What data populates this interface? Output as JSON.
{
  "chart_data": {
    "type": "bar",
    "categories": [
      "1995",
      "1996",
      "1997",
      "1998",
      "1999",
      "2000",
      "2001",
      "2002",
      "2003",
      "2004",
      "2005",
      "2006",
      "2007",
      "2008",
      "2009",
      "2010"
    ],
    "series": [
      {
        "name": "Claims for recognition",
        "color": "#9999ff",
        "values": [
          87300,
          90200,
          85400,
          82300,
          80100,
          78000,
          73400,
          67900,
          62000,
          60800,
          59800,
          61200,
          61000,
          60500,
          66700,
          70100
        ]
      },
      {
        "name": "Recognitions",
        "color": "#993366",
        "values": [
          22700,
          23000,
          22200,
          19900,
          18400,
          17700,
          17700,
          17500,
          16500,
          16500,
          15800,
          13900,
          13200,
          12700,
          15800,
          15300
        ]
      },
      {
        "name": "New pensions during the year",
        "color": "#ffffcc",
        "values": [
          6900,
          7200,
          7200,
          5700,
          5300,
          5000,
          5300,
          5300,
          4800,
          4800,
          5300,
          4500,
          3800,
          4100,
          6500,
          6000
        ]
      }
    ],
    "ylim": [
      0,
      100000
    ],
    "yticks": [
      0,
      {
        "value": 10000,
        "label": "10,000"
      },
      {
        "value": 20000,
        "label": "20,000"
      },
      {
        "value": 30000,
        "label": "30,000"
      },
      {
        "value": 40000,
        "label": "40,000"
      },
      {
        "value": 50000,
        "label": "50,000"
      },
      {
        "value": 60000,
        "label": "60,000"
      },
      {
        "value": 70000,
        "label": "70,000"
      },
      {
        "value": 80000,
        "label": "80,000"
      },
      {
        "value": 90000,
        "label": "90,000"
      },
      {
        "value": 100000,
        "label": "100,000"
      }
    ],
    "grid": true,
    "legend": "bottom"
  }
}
★ ★ ★ ★ ★
## SHORT TASK:
Copy all lines in the listing above where the string "label" appears.

## COMPLETE RESPONSE:
        "label": "10,000"
        "label": "20,000"
        "label": "30,000"
        "label": "40,000"
        "label": "50,000"
        "label": "60,000"
        "label": "70,000"
        "label": "80,000"
        "label": "90,000"
        "label": "100,000"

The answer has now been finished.